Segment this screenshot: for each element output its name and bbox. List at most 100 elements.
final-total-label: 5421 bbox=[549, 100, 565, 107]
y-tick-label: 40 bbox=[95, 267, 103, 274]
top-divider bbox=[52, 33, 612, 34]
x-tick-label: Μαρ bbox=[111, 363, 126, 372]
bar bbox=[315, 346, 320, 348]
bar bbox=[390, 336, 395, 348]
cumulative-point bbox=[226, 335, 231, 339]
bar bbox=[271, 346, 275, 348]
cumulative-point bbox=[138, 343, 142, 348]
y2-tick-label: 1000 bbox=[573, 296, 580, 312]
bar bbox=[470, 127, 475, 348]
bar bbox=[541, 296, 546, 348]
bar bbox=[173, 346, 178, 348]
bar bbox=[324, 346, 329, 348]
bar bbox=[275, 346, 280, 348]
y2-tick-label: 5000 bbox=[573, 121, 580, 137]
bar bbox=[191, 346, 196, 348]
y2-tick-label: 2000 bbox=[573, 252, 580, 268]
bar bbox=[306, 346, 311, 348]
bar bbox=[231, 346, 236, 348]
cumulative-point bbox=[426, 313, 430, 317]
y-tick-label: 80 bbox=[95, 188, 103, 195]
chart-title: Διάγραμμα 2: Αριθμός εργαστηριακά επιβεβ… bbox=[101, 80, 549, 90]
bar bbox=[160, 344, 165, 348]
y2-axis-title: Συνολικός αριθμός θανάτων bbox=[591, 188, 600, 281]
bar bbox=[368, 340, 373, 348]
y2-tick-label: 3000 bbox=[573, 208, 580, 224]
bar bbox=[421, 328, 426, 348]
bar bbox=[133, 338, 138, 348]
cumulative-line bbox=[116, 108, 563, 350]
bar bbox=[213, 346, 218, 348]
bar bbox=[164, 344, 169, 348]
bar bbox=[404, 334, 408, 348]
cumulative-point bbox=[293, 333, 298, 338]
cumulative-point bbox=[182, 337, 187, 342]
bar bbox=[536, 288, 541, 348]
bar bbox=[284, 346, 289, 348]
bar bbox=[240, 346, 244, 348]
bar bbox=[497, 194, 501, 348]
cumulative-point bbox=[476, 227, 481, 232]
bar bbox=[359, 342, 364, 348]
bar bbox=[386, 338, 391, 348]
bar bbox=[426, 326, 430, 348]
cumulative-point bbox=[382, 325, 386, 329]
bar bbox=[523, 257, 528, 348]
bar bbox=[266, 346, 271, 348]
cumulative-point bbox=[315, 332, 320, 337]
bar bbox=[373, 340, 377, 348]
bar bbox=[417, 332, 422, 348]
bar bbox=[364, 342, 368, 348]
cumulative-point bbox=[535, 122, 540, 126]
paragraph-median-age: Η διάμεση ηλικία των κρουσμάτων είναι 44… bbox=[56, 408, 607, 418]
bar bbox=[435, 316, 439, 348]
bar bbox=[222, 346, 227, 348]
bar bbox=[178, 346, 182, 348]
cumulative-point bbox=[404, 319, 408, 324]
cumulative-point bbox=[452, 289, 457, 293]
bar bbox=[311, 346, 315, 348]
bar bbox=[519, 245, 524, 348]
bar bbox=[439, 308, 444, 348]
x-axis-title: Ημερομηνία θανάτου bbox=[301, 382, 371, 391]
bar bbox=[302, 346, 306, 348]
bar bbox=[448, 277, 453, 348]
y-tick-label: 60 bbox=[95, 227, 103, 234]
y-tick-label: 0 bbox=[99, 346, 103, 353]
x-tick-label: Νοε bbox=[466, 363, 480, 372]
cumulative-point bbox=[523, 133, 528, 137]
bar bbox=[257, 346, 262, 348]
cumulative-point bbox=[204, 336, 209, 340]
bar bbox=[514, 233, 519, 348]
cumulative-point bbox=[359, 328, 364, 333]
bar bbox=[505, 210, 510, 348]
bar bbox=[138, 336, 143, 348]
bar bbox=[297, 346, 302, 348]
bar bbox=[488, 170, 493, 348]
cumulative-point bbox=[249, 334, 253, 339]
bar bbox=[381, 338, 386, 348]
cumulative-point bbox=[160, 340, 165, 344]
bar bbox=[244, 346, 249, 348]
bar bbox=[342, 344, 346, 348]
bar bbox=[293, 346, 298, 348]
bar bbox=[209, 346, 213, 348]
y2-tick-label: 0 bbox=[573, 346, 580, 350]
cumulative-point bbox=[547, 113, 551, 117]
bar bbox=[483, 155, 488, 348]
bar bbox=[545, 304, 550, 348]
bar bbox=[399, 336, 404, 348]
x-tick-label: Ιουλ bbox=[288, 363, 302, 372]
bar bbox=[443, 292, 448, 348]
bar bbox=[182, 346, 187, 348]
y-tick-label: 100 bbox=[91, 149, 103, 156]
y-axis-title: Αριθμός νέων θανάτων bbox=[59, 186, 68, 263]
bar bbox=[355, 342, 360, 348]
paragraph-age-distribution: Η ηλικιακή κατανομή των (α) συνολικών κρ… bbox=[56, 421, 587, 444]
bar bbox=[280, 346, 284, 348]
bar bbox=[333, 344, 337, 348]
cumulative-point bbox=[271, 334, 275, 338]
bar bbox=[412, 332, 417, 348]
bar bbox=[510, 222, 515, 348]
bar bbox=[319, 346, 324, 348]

**Stated exercise:** Reproduce every row above verbatim, keeping each character and line break unchanged.

**Exercise output:**
Segment this screenshot: for each element output its name and bbox. List at most 100 elements.
final-total-label: 5421 bbox=[549, 100, 565, 107]
y-tick-label: 40 bbox=[95, 267, 103, 274]
top-divider bbox=[52, 33, 612, 34]
x-tick-label: Μαρ bbox=[111, 363, 126, 372]
bar bbox=[315, 346, 320, 348]
bar bbox=[390, 336, 395, 348]
cumulative-point bbox=[226, 335, 231, 339]
bar bbox=[271, 346, 275, 348]
cumulative-point bbox=[138, 343, 142, 348]
y2-tick-label: 1000 bbox=[573, 296, 580, 312]
bar bbox=[470, 127, 475, 348]
bar bbox=[541, 296, 546, 348]
bar bbox=[173, 346, 178, 348]
bar bbox=[324, 346, 329, 348]
bar bbox=[275, 346, 280, 348]
y2-tick-label: 5000 bbox=[573, 121, 580, 137]
bar bbox=[191, 346, 196, 348]
y2-tick-label: 2000 bbox=[573, 252, 580, 268]
bar bbox=[306, 346, 311, 348]
bar bbox=[231, 346, 236, 348]
cumulative-point bbox=[426, 313, 430, 317]
y-tick-label: 80 bbox=[95, 188, 103, 195]
chart-title: Διάγραμμα 2: Αριθμός εργαστηριακά επιβεβ… bbox=[101, 80, 549, 90]
bar bbox=[160, 344, 165, 348]
y2-axis-title: Συνολικός αριθμός θανάτων bbox=[591, 188, 600, 281]
bar bbox=[368, 340, 373, 348]
y2-tick-label: 3000 bbox=[573, 208, 580, 224]
bar bbox=[421, 328, 426, 348]
bar bbox=[133, 338, 138, 348]
cumulative-line bbox=[116, 108, 563, 350]
bar bbox=[213, 346, 218, 348]
bar bbox=[164, 344, 169, 348]
bar bbox=[404, 334, 408, 348]
cumulative-point bbox=[293, 333, 298, 338]
cumulative-point bbox=[182, 337, 187, 342]
bar bbox=[536, 288, 541, 348]
bar bbox=[284, 346, 289, 348]
bar bbox=[240, 346, 244, 348]
bar bbox=[497, 194, 501, 348]
cumulative-point bbox=[476, 227, 481, 232]
bar bbox=[359, 342, 364, 348]
bar bbox=[386, 338, 391, 348]
bar bbox=[426, 326, 430, 348]
cumulative-point bbox=[382, 325, 386, 329]
bar bbox=[523, 257, 528, 348]
bar bbox=[266, 346, 271, 348]
cumulative-point bbox=[315, 332, 320, 337]
bar bbox=[373, 340, 377, 348]
bar bbox=[417, 332, 422, 348]
bar bbox=[364, 342, 368, 348]
cumulative-point bbox=[535, 122, 540, 126]
paragraph-median-age: Η διάμεση ηλικία των κρουσμάτων είναι 44… bbox=[56, 408, 607, 418]
bar bbox=[435, 316, 439, 348]
bar bbox=[222, 346, 227, 348]
bar bbox=[178, 346, 182, 348]
cumulative-point bbox=[404, 319, 408, 324]
cumulative-point bbox=[452, 289, 457, 293]
bar bbox=[311, 346, 315, 348]
bar bbox=[519, 245, 524, 348]
bar bbox=[439, 308, 444, 348]
x-axis-title: Ημερομηνία θανάτου bbox=[301, 382, 371, 391]
bar bbox=[302, 346, 306, 348]
bar bbox=[448, 277, 453, 348]
y-tick-label: 60 bbox=[95, 227, 103, 234]
y-tick-label: 0 bbox=[99, 346, 103, 353]
x-tick-label: Νοε bbox=[466, 363, 480, 372]
cumulative-point bbox=[523, 133, 528, 137]
bar bbox=[257, 346, 262, 348]
cumulative-point bbox=[204, 336, 209, 340]
bar bbox=[514, 233, 519, 348]
cumulative-point bbox=[359, 328, 364, 333]
bar bbox=[505, 210, 510, 348]
bar bbox=[138, 336, 143, 348]
bar bbox=[297, 346, 302, 348]
bar bbox=[488, 170, 493, 348]
cumulative-point bbox=[249, 334, 253, 339]
bar bbox=[381, 338, 386, 348]
cumulative-point bbox=[160, 340, 165, 344]
bar bbox=[244, 346, 249, 348]
bar bbox=[342, 344, 346, 348]
bar bbox=[293, 346, 298, 348]
bar bbox=[209, 346, 213, 348]
y2-tick-label: 0 bbox=[573, 346, 580, 350]
cumulative-point bbox=[547, 113, 551, 117]
bar bbox=[483, 155, 488, 348]
bar bbox=[545, 304, 550, 348]
bar bbox=[399, 336, 404, 348]
x-tick-label: Ιουλ bbox=[288, 363, 302, 372]
bar bbox=[443, 292, 448, 348]
bar bbox=[182, 346, 187, 348]
y-tick-label: 100 bbox=[91, 149, 103, 156]
y-axis-title: Αριθμός νέων θανάτων bbox=[59, 186, 68, 263]
bar bbox=[355, 342, 360, 348]
paragraph-age-distribution: Η ηλικιακή κατανομή των (α) συνολικών κρ… bbox=[56, 421, 587, 444]
bar bbox=[280, 346, 284, 348]
bar bbox=[333, 344, 337, 348]
cumulative-point bbox=[271, 334, 275, 338]
bar bbox=[412, 332, 417, 348]
bar bbox=[510, 222, 515, 348]
bar bbox=[319, 346, 324, 348]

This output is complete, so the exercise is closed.